PROBLEM TO SOLVE —
Write out the listing below exactly, and omit any images you find in it.

— START DATA SUPPLIED —

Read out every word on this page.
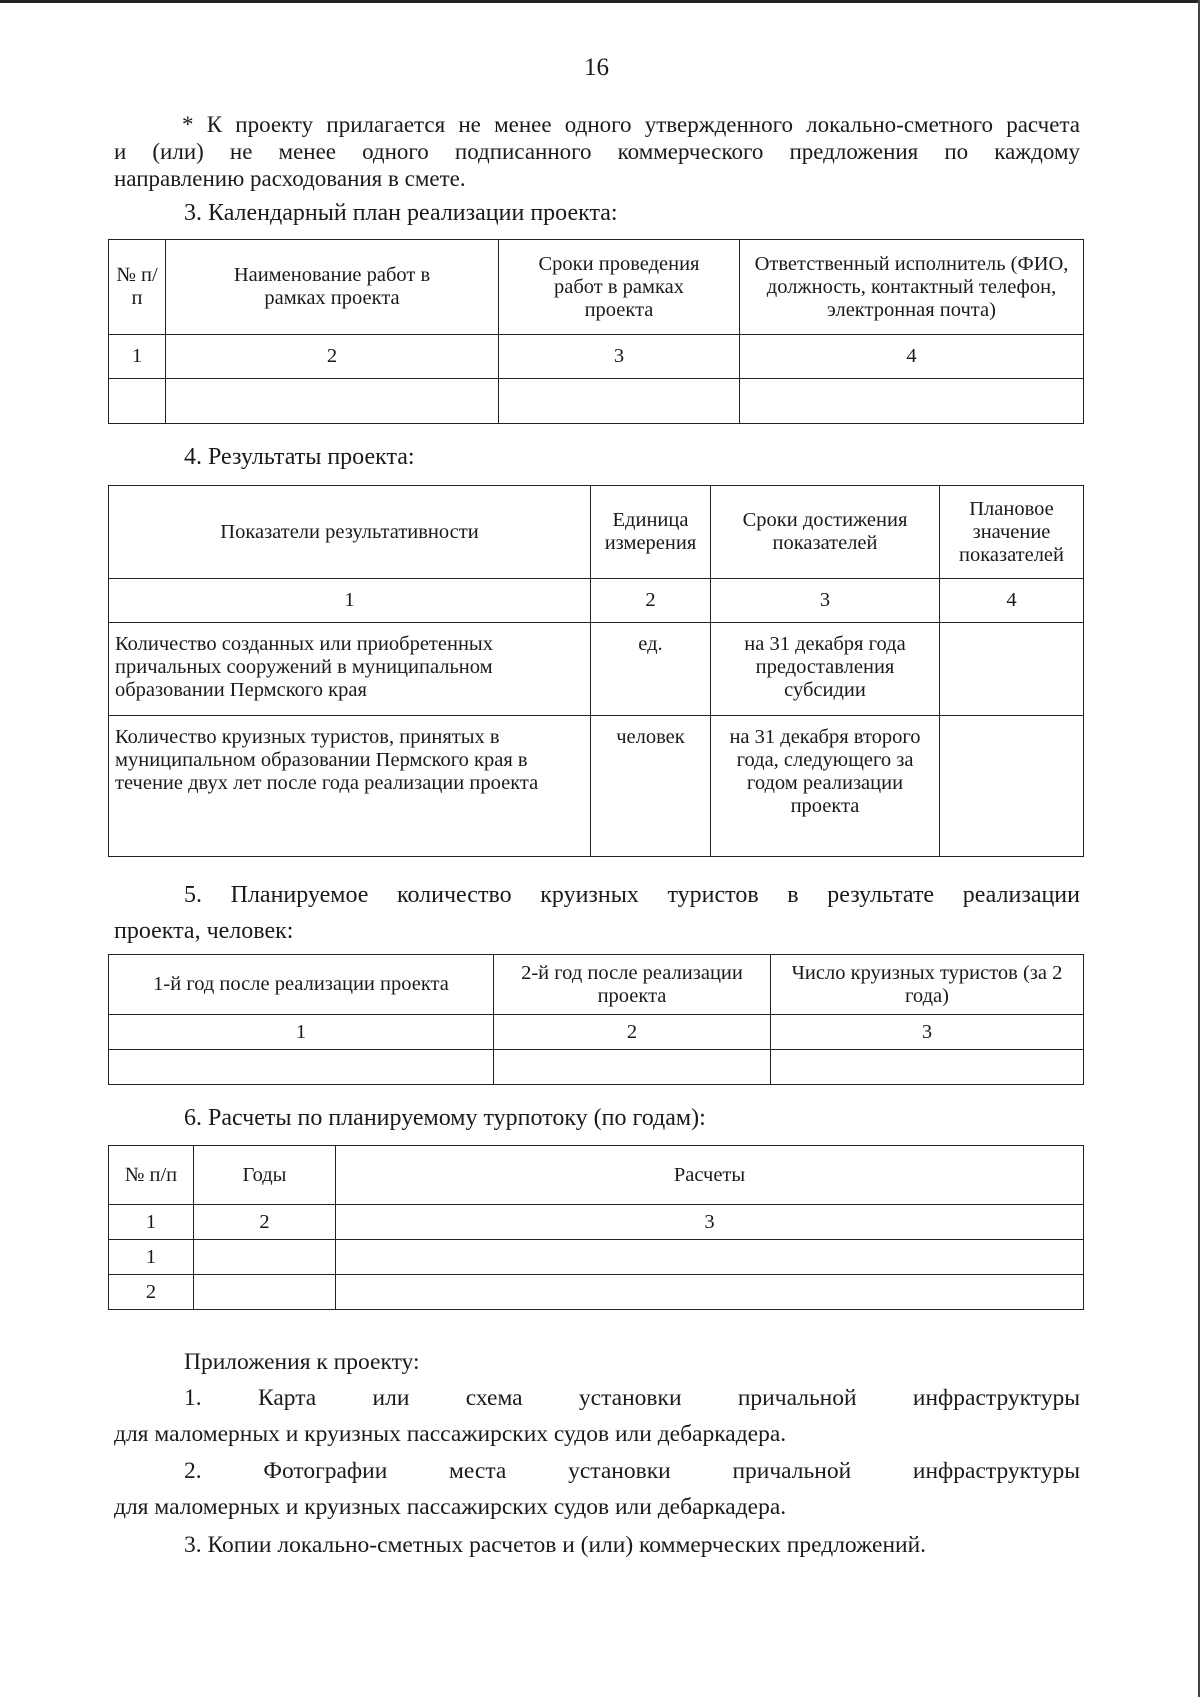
16
* К проекту прилагается не менее одного утвержденного локально-сметного расчета
и (или) не менее одного подписанного коммерческого предложения по каждому
направлению расходования в смете.
3. Календарный план реализации проекта:
№ п/п	Наименование работ в рамках проекта	Сроки проведения работ в рамках проекта	Ответственный исполнитель (ФИО, должность, контактный телефон, электронная почта)
1	2	3	4

4. Результаты проекта:
Показатели результативности	Единица измерения	Сроки достижения показателей	Плановое значение показателей
1	2	3	4
Количество созданных или приобретенных причальных сооружений в муниципальном образовании Пермского края	ед.	на 31 декабря года предоставления субсидии	
Количество круизных туристов, принятых в муниципальном образовании Пермского края в течение двух лет после года реализации проекта	человек	на 31 декабря второго года, следующего за годом реализации проекта	
5. Планируемое количество круизных туристов в результате реализации
проекта, человек:
1-й год после реализации проекта	2-й год после реализации проекта	Число круизных туристов (за 2 года)
1	2	3

6. Расчеты по планируемому турпотоку (по годам):
№ п/п	Годы	Расчеты
1	2	3
1		
2		
Приложения к проекту:
1. Карта или схема установки причальной инфраструктуры
для маломерных и круизных пассажирских судов или дебаркадера.
2. Фотографии места установки причальной инфраструктуры
для маломерных и круизных пассажирских судов или дебаркадера.
3. Копии локально-сметных расчетов и (или) коммерческих предложений.
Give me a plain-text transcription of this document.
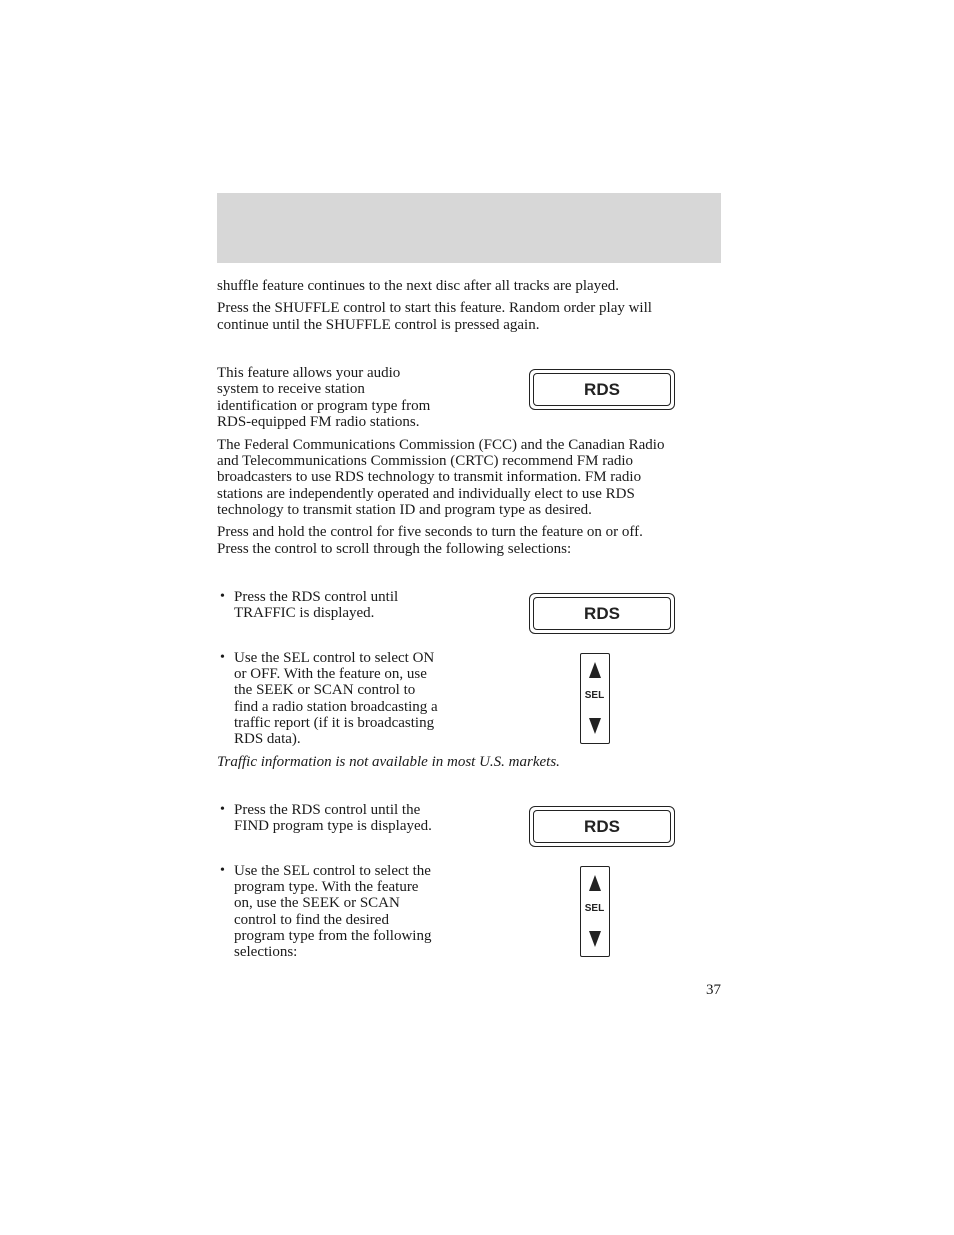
shuffle feature continues to the next disc after all tracks are played.

Press the SHUFFLE control to start this feature. Random order play will

continue until the SHUFFLE control is pressed again.

This feature allows your audio

system to receive station

identification or program type from

RDS-equipped FM radio stations.

RDS

The Federal Communications Commission (FCC) and the Canadian Radio

and Telecommunications Commission (CRTC) recommend FM radio

broadcasters to use RDS technology to transmit information. FM radio

stations are independently operated and individually elect to use RDS

technology to transmit station ID and program type as desired.

Press and hold the control for five seconds to turn the feature on or off.

Press the control to scroll through the following selections:

• Press the RDS control until

TRAFFIC is displayed.	RDS
• Use the SEL control to select ON

or OFF. With the feature on, use

the SEEK or SCAN control to

find a radio station broadcasting a

traffic report (if it is broadcasting

RDS data).

SEL

Traffic information is not available in most U.S. markets.

• Press the RDS control until the

FIND program type is displayed.	RDS
• Use the SEL control to select the

program type. With the feature

on, use the SEEK or SCAN

control to find the desired

program type from the following

selections:

SEL
37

— END DATA SUPPLIED —

COMPLETED EXERCISE —
Read out every word on this page.
16
* К проекту прилагается не менее одного утвержденного локально-сметного расчета
и (или) не менее одного подписанного коммерческого предложения по каждому
направлению расходования в смете.
3. Календарный план реализации проекта:
№ п/п	Наименование работ в рамках проекта	Сроки проведения работ в рамках проекта	Ответственный исполнитель (ФИО, должность, контактный телефон, электронная почта)
1	2	3	4

4. Результаты проекта:
Показатели результативности	Единица измерения	Сроки достижения показателей	Плановое значение показателей
1	2	3	4
Количество созданных или приобретенных причальных сооружений в муниципальном образовании Пермского края	ед.	на 31 декабря года предоставления субсидии	
Количество круизных туристов, принятых в муниципальном образовании Пермского края в течение двух лет после года реализации проекта	человек	на 31 декабря второго года, следующего за годом реализации проекта	
5. Планируемое количество круизных туристов в результате реализации
проекта, человек:
1-й год после реализации проекта	2-й год после реализации проекта	Число круизных туристов (за 2 года)
1	2	3

6. Расчеты по планируемому турпотоку (по годам):
№ п/п	Годы	Расчеты
1	2	3
1		
2		
Приложения к проекту:
1. Карта или схема установки причальной инфраструктуры
для маломерных и круизных пассажирских судов или дебаркадера.
2. Фотографии места установки причальной инфраструктуры
для маломерных и круизных пассажирских судов или дебаркадера.
3. Копии локально-сметных расчетов и (или) коммерческих предложений.
Give me a plain-text transcription of this document.
shuffle feature continues to the next disc after all tracks are played.

Press the SHUFFLE control to start this feature. Random order play will

continue until the SHUFFLE control is pressed again.

This feature allows your audio

system to receive station

identification or program type from

RDS-equipped FM radio stations.

RDS

The Federal Communications Commission (FCC) and the Canadian Radio

and Telecommunications Commission (CRTC) recommend FM radio

broadcasters to use RDS technology to transmit information. FM radio

stations are independently operated and individually elect to use RDS

technology to transmit station ID and program type as desired.

Press and hold the control for five seconds to turn the feature on or off.

Press the control to scroll through the following selections:

• Press the RDS control until

TRAFFIC is displayed.	RDS
• Use the SEL control to select ON

or OFF. With the feature on, use

the SEEK or SCAN control to

find a radio station broadcasting a

traffic report (if it is broadcasting

RDS data).

SEL

Traffic information is not available in most U.S. markets.

• Press the RDS control until the

FIND program type is displayed.	RDS
• Use the SEL control to select the

program type. With the feature

on, use the SEEK or SCAN

control to find the desired

program type from the following

selections:

SEL
37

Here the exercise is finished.